Material provided »
--- START ---

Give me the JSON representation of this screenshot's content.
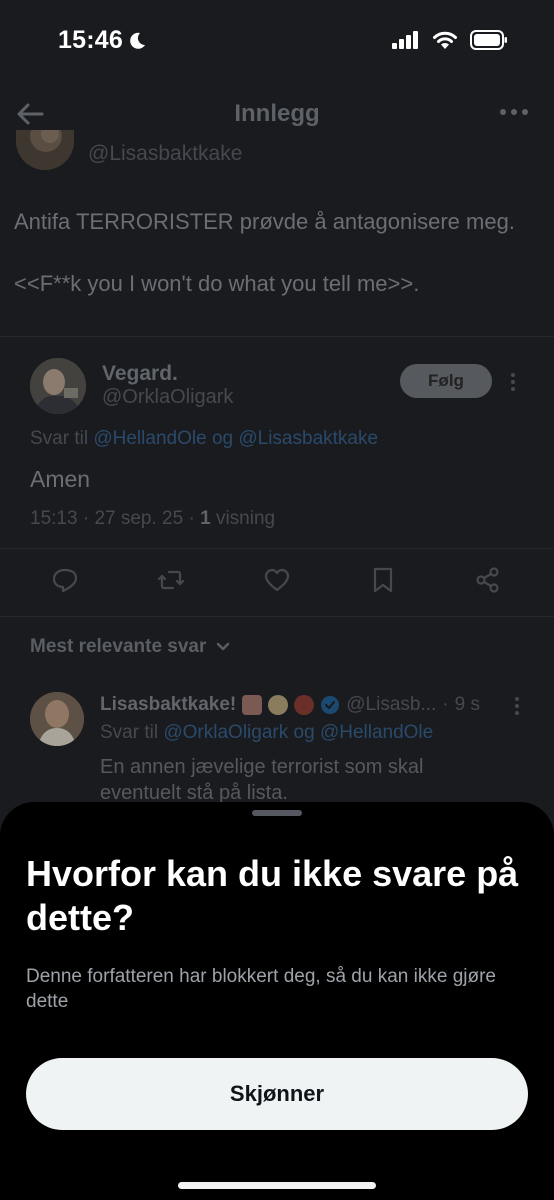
{
  "status_bar": {
    "time": "15:46"
  },
  "header": {
    "title": "Innlegg"
  },
  "main_post": {
    "author_handle": "@Lisasbaktkake",
    "text_line_1": "Antifa TERRORISTER prøvde å antagonisere meg.",
    "text_line_2": "<<F**k you I won't do what you tell me>>."
  },
  "reply_post": {
    "author_name": "Vegard.",
    "author_handle": "@OrklaOligark",
    "follow_label": "Følg",
    "reply_to_prefix": "Svar til",
    "reply_to_user_1": "@HellandOle",
    "reply_to_joiner": "og",
    "reply_to_user_2": "@Lisasbaktkake",
    "text": "Amen",
    "time": "15:13",
    "date": "27 sep. 25",
    "views_count": "1",
    "views_label": "visning"
  },
  "sort": {
    "label": "Mest relevante svar"
  },
  "comment": {
    "author_name": "Lisasbaktkake!",
    "author_handle": "@Lisasb...",
    "age": "9 s",
    "reply_to_prefix": "Svar til",
    "reply_to_user_1": "@OrklaOligark",
    "reply_to_joiner": "og",
    "reply_to_user_2": "@HellandOle",
    "text": "En annen jævelige terrorist som skal eventuelt stå på lista."
  },
  "sheet": {
    "title": "Hvorfor kan du ikke svare på dette?",
    "body": "Denne forfatteren har blokkert deg, så du kan ikke gjøre dette",
    "button_label": "Skjønner"
  },
  "colors": {
    "sheet_background": "#000000",
    "button_background": "#eff3f4",
    "link_dimmed": "#2a4a6c",
    "verified_badge": "#1d9bf0"
  }
}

--- END ---

Request »
Pictures are to be left out; all else in the entries above is to be quoted exactly.

Result for this exercise »
Give me the JSON representation of this screenshot's content.
{
  "status_bar": {
    "time": "15:46"
  },
  "header": {
    "title": "Innlegg"
  },
  "main_post": {
    "author_handle": "@Lisasbaktkake",
    "text_line_1": "Antifa TERRORISTER prøvde å antagonisere meg.",
    "text_line_2": "<<F**k you I won't do what you tell me>>."
  },
  "reply_post": {
    "author_name": "Vegard.",
    "author_handle": "@OrklaOligark",
    "follow_label": "Følg",
    "reply_to_prefix": "Svar til",
    "reply_to_user_1": "@HellandOle",
    "reply_to_joiner": "og",
    "reply_to_user_2": "@Lisasbaktkake",
    "text": "Amen",
    "time": "15:13",
    "date": "27 sep. 25",
    "views_count": "1",
    "views_label": "visning"
  },
  "sort": {
    "label": "Mest relevante svar"
  },
  "comment": {
    "author_name": "Lisasbaktkake!",
    "author_handle": "@Lisasb...",
    "age": "9 s",
    "reply_to_prefix": "Svar til",
    "reply_to_user_1": "@OrklaOligark",
    "reply_to_joiner": "og",
    "reply_to_user_2": "@HellandOle",
    "text": "En annen jævelige terrorist som skal eventuelt stå på lista."
  },
  "sheet": {
    "title": "Hvorfor kan du ikke svare på dette?",
    "body": "Denne forfatteren har blokkert deg, så du kan ikke gjøre dette",
    "button_label": "Skjønner"
  },
  "colors": {
    "sheet_background": "#000000",
    "button_background": "#eff3f4",
    "link_dimmed": "#2a4a6c",
    "verified_badge": "#1d9bf0"
  }
}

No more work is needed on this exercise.